» **DIRECTIONS FOR THIS TASK**
Extract the complete data exactly as given.

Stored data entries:
======

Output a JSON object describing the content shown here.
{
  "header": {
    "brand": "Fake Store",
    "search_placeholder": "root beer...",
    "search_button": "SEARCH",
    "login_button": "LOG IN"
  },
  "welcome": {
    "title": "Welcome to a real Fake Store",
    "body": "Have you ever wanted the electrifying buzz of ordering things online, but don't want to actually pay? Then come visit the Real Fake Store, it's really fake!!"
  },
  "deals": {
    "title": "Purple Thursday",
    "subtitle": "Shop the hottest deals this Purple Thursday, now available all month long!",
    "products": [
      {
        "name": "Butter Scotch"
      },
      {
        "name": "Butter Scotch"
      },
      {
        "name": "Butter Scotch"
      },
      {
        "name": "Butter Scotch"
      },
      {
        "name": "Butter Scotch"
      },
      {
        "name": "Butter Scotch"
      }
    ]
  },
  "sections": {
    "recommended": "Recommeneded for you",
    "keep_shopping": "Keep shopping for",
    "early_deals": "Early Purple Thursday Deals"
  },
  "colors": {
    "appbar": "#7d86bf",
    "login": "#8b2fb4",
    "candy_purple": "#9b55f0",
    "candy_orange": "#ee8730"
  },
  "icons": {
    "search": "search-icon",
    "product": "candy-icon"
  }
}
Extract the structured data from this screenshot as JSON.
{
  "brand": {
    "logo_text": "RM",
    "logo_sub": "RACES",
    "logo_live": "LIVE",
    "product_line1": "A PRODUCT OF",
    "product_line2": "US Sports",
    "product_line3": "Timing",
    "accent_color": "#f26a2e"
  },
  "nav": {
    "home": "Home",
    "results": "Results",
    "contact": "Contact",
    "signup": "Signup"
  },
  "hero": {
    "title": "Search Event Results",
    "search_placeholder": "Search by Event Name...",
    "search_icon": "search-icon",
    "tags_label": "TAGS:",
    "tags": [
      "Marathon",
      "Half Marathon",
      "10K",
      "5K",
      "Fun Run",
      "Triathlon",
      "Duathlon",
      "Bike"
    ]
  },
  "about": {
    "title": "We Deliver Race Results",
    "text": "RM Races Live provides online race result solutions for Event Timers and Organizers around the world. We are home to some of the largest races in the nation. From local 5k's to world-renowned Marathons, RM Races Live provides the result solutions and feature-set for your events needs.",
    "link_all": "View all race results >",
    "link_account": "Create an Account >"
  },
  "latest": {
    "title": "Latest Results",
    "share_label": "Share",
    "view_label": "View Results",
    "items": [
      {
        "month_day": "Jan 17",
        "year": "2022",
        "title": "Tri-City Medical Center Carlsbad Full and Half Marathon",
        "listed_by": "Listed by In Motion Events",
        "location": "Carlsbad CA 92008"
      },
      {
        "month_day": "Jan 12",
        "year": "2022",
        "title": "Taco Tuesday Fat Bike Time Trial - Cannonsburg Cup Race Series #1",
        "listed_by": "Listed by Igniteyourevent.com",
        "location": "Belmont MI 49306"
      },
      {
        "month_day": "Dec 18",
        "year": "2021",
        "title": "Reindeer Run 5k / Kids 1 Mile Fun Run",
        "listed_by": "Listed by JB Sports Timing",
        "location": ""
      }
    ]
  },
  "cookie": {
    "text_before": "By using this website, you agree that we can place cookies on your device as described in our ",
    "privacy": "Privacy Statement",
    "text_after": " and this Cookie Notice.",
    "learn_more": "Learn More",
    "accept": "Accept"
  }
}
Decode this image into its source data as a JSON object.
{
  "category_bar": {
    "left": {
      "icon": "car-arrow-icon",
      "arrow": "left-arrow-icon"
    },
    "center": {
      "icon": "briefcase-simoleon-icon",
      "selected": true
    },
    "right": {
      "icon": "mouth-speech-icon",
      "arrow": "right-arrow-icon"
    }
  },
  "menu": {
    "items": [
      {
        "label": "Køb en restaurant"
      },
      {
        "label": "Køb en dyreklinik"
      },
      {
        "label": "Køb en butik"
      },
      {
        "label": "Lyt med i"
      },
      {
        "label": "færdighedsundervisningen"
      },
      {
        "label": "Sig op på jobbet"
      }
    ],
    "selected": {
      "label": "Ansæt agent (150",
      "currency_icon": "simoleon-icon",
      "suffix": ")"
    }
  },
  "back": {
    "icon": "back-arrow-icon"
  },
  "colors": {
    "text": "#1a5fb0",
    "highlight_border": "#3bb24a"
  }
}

======

» **TASK SOLUTION**
Output a JSON object describing the content shown here.
{
  "header": {
    "brand": "Fake Store",
    "search_placeholder": "root beer...",
    "search_button": "SEARCH",
    "login_button": "LOG IN"
  },
  "welcome": {
    "title": "Welcome to a real Fake Store",
    "body": "Have you ever wanted the electrifying buzz of ordering things online, but don't want to actually pay? Then come visit the Real Fake Store, it's really fake!!"
  },
  "deals": {
    "title": "Purple Thursday",
    "subtitle": "Shop the hottest deals this Purple Thursday, now available all month long!",
    "products": [
      {
        "name": "Butter Scotch"
      },
      {
        "name": "Butter Scotch"
      },
      {
        "name": "Butter Scotch"
      },
      {
        "name": "Butter Scotch"
      },
      {
        "name": "Butter Scotch"
      },
      {
        "name": "Butter Scotch"
      }
    ]
  },
  "sections": {
    "recommended": "Recommeneded for you",
    "keep_shopping": "Keep shopping for",
    "early_deals": "Early Purple Thursday Deals"
  },
  "colors": {
    "appbar": "#7d86bf",
    "login": "#8b2fb4",
    "candy_purple": "#9b55f0",
    "candy_orange": "#ee8730"
  },
  "icons": {
    "search": "search-icon",
    "product": "candy-icon"
  }
}
Extract the structured data from this screenshot as JSON.
{
  "brand": {
    "logo_text": "RM",
    "logo_sub": "RACES",
    "logo_live": "LIVE",
    "product_line1": "A PRODUCT OF",
    "product_line2": "US Sports",
    "product_line3": "Timing",
    "accent_color": "#f26a2e"
  },
  "nav": {
    "home": "Home",
    "results": "Results",
    "contact": "Contact",
    "signup": "Signup"
  },
  "hero": {
    "title": "Search Event Results",
    "search_placeholder": "Search by Event Name...",
    "search_icon": "search-icon",
    "tags_label": "TAGS:",
    "tags": [
      "Marathon",
      "Half Marathon",
      "10K",
      "5K",
      "Fun Run",
      "Triathlon",
      "Duathlon",
      "Bike"
    ]
  },
  "about": {
    "title": "We Deliver Race Results",
    "text": "RM Races Live provides online race result solutions for Event Timers and Organizers around the world. We are home to some of the largest races in the nation. From local 5k's to world-renowned Marathons, RM Races Live provides the result solutions and feature-set for your events needs.",
    "link_all": "View all race results >",
    "link_account": "Create an Account >"
  },
  "latest": {
    "title": "Latest Results",
    "share_label": "Share",
    "view_label": "View Results",
    "items": [
      {
        "month_day": "Jan 17",
        "year": "2022",
        "title": "Tri-City Medical Center Carlsbad Full and Half Marathon",
        "listed_by": "Listed by In Motion Events",
        "location": "Carlsbad CA 92008"
      },
      {
        "month_day": "Jan 12",
        "year": "2022",
        "title": "Taco Tuesday Fat Bike Time Trial - Cannonsburg Cup Race Series #1",
        "listed_by": "Listed by Igniteyourevent.com",
        "location": "Belmont MI 49306"
      },
      {
        "month_day": "Dec 18",
        "year": "2021",
        "title": "Reindeer Run 5k / Kids 1 Mile Fun Run",
        "listed_by": "Listed by JB Sports Timing",
        "location": ""
      }
    ]
  },
  "cookie": {
    "text_before": "By using this website, you agree that we can place cookies on your device as described in our ",
    "privacy": "Privacy Statement",
    "text_after": " and this Cookie Notice.",
    "learn_more": "Learn More",
    "accept": "Accept"
  }
}
Decode this image into its source data as a JSON object.
{
  "category_bar": {
    "left": {
      "icon": "car-arrow-icon",
      "arrow": "left-arrow-icon"
    },
    "center": {
      "icon": "briefcase-simoleon-icon",
      "selected": true
    },
    "right": {
      "icon": "mouth-speech-icon",
      "arrow": "right-arrow-icon"
    }
  },
  "menu": {
    "items": [
      {
        "label": "Køb en restaurant"
      },
      {
        "label": "Køb en dyreklinik"
      },
      {
        "label": "Køb en butik"
      },
      {
        "label": "Lyt med i"
      },
      {
        "label": "færdighedsundervisningen"
      },
      {
        "label": "Sig op på jobbet"
      }
    ],
    "selected": {
      "label": "Ansæt agent (150",
      "currency_icon": "simoleon-icon",
      "suffix": ")"
    }
  },
  "back": {
    "icon": "back-arrow-icon"
  },
  "colors": {
    "text": "#1a5fb0",
    "highlight_border": "#3bb24a"
  }
}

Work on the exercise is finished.